(What to work on):
Search the listing below for the word "ſont" and copy each line that holds it.

(Raw records):
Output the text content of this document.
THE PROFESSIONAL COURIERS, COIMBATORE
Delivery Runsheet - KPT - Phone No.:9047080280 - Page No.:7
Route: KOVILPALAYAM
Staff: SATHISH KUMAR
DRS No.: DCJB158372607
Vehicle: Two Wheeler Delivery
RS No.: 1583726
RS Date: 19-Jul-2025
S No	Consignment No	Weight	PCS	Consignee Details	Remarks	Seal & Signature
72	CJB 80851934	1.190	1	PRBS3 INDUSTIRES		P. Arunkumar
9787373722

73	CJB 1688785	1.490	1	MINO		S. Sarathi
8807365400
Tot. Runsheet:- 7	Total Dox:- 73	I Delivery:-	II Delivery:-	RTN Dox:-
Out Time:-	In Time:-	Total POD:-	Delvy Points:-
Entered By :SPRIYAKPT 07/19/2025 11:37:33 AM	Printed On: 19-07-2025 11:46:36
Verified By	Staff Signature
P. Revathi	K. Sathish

---

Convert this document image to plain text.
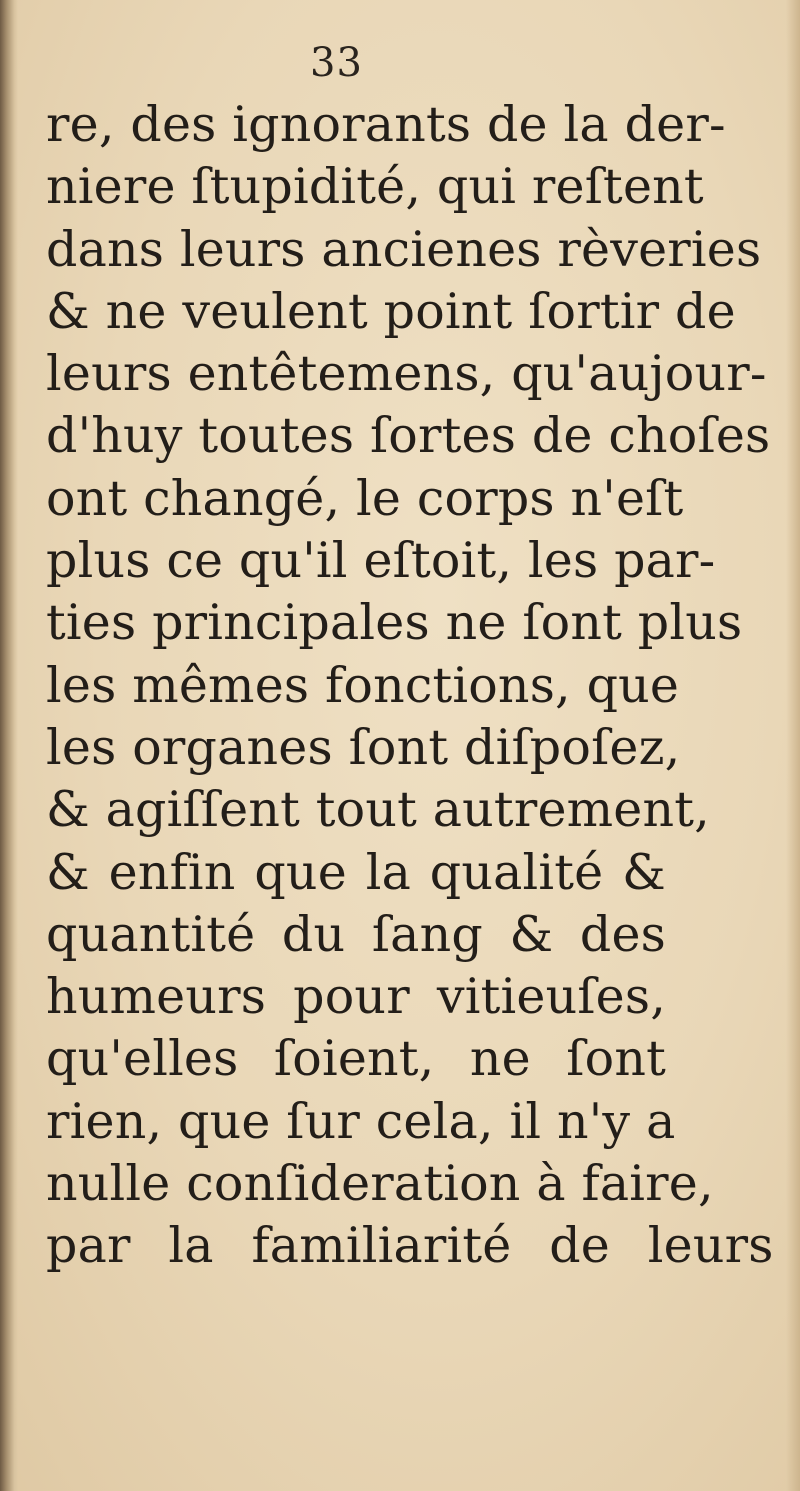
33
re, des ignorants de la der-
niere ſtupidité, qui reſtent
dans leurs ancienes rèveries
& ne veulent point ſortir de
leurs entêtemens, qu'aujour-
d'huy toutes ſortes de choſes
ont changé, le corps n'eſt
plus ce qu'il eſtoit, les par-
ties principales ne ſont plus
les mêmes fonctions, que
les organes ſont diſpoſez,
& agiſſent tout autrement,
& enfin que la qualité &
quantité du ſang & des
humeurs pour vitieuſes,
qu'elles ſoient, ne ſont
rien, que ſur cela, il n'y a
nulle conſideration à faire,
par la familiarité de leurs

(Complete response):
ties principales ne ſont plus
les organes ſont diſpoſez,
qu'elles ſoient, ne ſont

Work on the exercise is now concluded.